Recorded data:
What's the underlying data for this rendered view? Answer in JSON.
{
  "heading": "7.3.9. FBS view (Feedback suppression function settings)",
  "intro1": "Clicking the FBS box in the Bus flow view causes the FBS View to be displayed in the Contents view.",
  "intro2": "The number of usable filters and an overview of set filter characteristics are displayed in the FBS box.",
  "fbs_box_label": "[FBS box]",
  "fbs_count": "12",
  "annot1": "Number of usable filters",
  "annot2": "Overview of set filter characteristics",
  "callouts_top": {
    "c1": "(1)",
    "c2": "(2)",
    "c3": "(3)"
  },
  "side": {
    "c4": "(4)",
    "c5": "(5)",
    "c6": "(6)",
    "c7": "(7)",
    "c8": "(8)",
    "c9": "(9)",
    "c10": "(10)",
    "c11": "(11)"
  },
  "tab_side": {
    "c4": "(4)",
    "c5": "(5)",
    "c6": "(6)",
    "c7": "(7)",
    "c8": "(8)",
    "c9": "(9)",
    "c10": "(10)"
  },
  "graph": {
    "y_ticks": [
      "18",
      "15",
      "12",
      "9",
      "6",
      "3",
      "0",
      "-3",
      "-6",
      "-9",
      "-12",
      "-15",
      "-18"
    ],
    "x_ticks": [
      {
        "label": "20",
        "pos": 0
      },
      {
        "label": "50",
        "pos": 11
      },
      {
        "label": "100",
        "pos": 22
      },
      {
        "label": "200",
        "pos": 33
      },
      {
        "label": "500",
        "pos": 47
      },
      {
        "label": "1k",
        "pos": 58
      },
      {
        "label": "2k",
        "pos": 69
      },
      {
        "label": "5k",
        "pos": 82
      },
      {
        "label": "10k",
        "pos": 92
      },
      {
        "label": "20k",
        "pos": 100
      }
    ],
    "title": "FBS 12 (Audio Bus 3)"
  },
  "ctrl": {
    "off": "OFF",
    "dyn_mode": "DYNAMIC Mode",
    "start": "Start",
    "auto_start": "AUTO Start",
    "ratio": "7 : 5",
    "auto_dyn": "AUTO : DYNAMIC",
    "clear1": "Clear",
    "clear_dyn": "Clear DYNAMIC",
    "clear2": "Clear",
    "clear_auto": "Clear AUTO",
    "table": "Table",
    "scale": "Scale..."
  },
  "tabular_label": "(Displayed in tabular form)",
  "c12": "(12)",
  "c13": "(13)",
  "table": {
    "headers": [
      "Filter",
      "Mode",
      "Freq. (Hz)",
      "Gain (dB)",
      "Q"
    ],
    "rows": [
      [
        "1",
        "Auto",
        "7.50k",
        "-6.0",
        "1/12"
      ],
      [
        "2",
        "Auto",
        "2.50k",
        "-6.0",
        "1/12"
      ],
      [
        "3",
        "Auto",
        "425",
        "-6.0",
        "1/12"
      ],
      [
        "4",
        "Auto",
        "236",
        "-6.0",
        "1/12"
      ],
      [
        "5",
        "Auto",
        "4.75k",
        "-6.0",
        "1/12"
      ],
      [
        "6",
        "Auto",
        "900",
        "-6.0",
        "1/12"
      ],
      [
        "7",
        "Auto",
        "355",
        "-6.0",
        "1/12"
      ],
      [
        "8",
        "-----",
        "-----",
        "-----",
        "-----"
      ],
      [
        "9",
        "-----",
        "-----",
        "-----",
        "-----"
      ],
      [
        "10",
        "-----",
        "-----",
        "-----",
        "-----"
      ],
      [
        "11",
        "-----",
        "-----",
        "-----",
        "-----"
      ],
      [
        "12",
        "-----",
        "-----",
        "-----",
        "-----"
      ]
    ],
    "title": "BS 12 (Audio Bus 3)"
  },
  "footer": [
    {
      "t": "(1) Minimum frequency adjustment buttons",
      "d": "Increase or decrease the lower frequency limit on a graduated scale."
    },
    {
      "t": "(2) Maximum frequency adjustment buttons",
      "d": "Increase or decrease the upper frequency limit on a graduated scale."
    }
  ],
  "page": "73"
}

> [EXERCISE BRIEF]: All of the data needs to be reproduced exactly, with no line missing.

> [OUTPUT OF THE TASK]:
What's the underlying data for this rendered view? Answer in JSON.
{
  "heading": "7.3.9. FBS view (Feedback suppression function settings)",
  "intro1": "Clicking the FBS box in the Bus flow view causes the FBS View to be displayed in the Contents view.",
  "intro2": "The number of usable filters and an overview of set filter characteristics are displayed in the FBS box.",
  "fbs_box_label": "[FBS box]",
  "fbs_count": "12",
  "annot1": "Number of usable filters",
  "annot2": "Overview of set filter characteristics",
  "callouts_top": {
    "c1": "(1)",
    "c2": "(2)",
    "c3": "(3)"
  },
  "side": {
    "c4": "(4)",
    "c5": "(5)",
    "c6": "(6)",
    "c7": "(7)",
    "c8": "(8)",
    "c9": "(9)",
    "c10": "(10)",
    "c11": "(11)"
  },
  "tab_side": {
    "c4": "(4)",
    "c5": "(5)",
    "c6": "(6)",
    "c7": "(7)",
    "c8": "(8)",
    "c9": "(9)",
    "c10": "(10)"
  },
  "graph": {
    "y_ticks": [
      "18",
      "15",
      "12",
      "9",
      "6",
      "3",
      "0",
      "-3",
      "-6",
      "-9",
      "-12",
      "-15",
      "-18"
    ],
    "x_ticks": [
      {
        "label": "20",
        "pos": 0
      },
      {
        "label": "50",
        "pos": 11
      },
      {
        "label": "100",
        "pos": 22
      },
      {
        "label": "200",
        "pos": 33
      },
      {
        "label": "500",
        "pos": 47
      },
      {
        "label": "1k",
        "pos": 58
      },
      {
        "label": "2k",
        "pos": 69
      },
      {
        "label": "5k",
        "pos": 82
      },
      {
        "label": "10k",
        "pos": 92
      },
      {
        "label": "20k",
        "pos": 100
      }
    ],
    "title": "FBS 12 (Audio Bus 3)"
  },
  "ctrl": {
    "off": "OFF",
    "dyn_mode": "DYNAMIC Mode",
    "start": "Start",
    "auto_start": "AUTO Start",
    "ratio": "7 : 5",
    "auto_dyn": "AUTO : DYNAMIC",
    "clear1": "Clear",
    "clear_dyn": "Clear DYNAMIC",
    "clear2": "Clear",
    "clear_auto": "Clear AUTO",
    "table": "Table",
    "scale": "Scale..."
  },
  "tabular_label": "(Displayed in tabular form)",
  "c12": "(12)",
  "c13": "(13)",
  "table": {
    "headers": [
      "Filter",
      "Mode",
      "Freq. (Hz)",
      "Gain (dB)",
      "Q"
    ],
    "rows": [
      [
        "1",
        "Auto",
        "7.50k",
        "-6.0",
        "1/12"
      ],
      [
        "2",
        "Auto",
        "2.50k",
        "-6.0",
        "1/12"
      ],
      [
        "3",
        "Auto",
        "425",
        "-6.0",
        "1/12"
      ],
      [
        "4",
        "Auto",
        "236",
        "-6.0",
        "1/12"
      ],
      [
        "5",
        "Auto",
        "4.75k",
        "-6.0",
        "1/12"
      ],
      [
        "6",
        "Auto",
        "900",
        "-6.0",
        "1/12"
      ],
      [
        "7",
        "Auto",
        "355",
        "-6.0",
        "1/12"
      ],
      [
        "8",
        "-----",
        "-----",
        "-----",
        "-----"
      ],
      [
        "9",
        "-----",
        "-----",
        "-----",
        "-----"
      ],
      [
        "10",
        "-----",
        "-----",
        "-----",
        "-----"
      ],
      [
        "11",
        "-----",
        "-----",
        "-----",
        "-----"
      ],
      [
        "12",
        "-----",
        "-----",
        "-----",
        "-----"
      ]
    ],
    "title": "BS 12 (Audio Bus 3)"
  },
  "footer": [
    {
      "t": "(1) Minimum frequency adjustment buttons",
      "d": "Increase or decrease the lower frequency limit on a graduated scale."
    },
    {
      "t": "(2) Maximum frequency adjustment buttons",
      "d": "Increase or decrease the upper frequency limit on a graduated scale."
    }
  ],
  "page": "73"
}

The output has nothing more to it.